● Stated exercise
Copy the data that follows, character for character, minus the pictures.

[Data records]
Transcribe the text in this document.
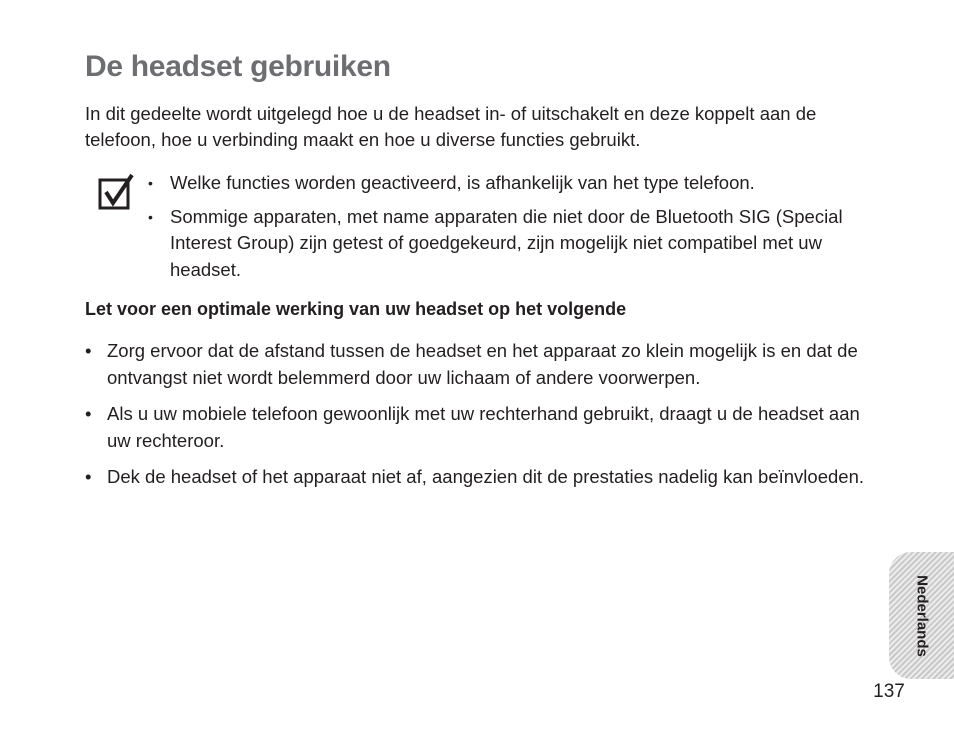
De headset gebruiken

In dit gedeelte wordt uitgelegd hoe u de headset in- of uitschakelt en deze koppelt aan de telefoon, hoe u verbinding maakt en hoe u diverse functies gebruikt.

• Welke functies worden geactiveerd, is afhankelijk van het type telefoon.
• Sommige apparaten, met name apparaten die niet door de Bluetooth SIG (Special Interest Group) zijn getest of goedgekeurd, zijn mogelijk niet compatibel met uw headset.
Let voor een optimale werking van uw headset op het volgende
• Zorg ervoor dat de afstand tussen de headset en het apparaat zo klein mogelijk is en dat de ontvangst niet wordt belemmerd door uw lichaam of andere voorwerpen.
• Als u uw mobiele telefoon gewoonlijk met uw rechterhand gebruikt, draagt u de headset aan uw rechteroor.
• Dek de headset of het apparaat niet af, aangezien dit de prestaties nadelig kan beïnvloeden.
Nederlands
137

● Right answer
Transcribe the text in this document.
De headset gebruiken

In dit gedeelte wordt uitgelegd hoe u de headset in- of uitschakelt en deze koppelt aan de telefoon, hoe u verbinding maakt en hoe u diverse functies gebruikt.

• Welke functies worden geactiveerd, is afhankelijk van het type telefoon.
• Sommige apparaten, met name apparaten die niet door de Bluetooth SIG (Special Interest Group) zijn getest of goedgekeurd, zijn mogelijk niet compatibel met uw headset.
Let voor een optimale werking van uw headset op het volgende
• Zorg ervoor dat de afstand tussen de headset en het apparaat zo klein mogelijk is en dat de ontvangst niet wordt belemmerd door uw lichaam of andere voorwerpen.
• Als u uw mobiele telefoon gewoonlijk met uw rechterhand gebruikt, draagt u de headset aan uw rechteroor.
• Dek de headset of het apparaat niet af, aangezien dit de prestaties nadelig kan beïnvloeden.
Nederlands
137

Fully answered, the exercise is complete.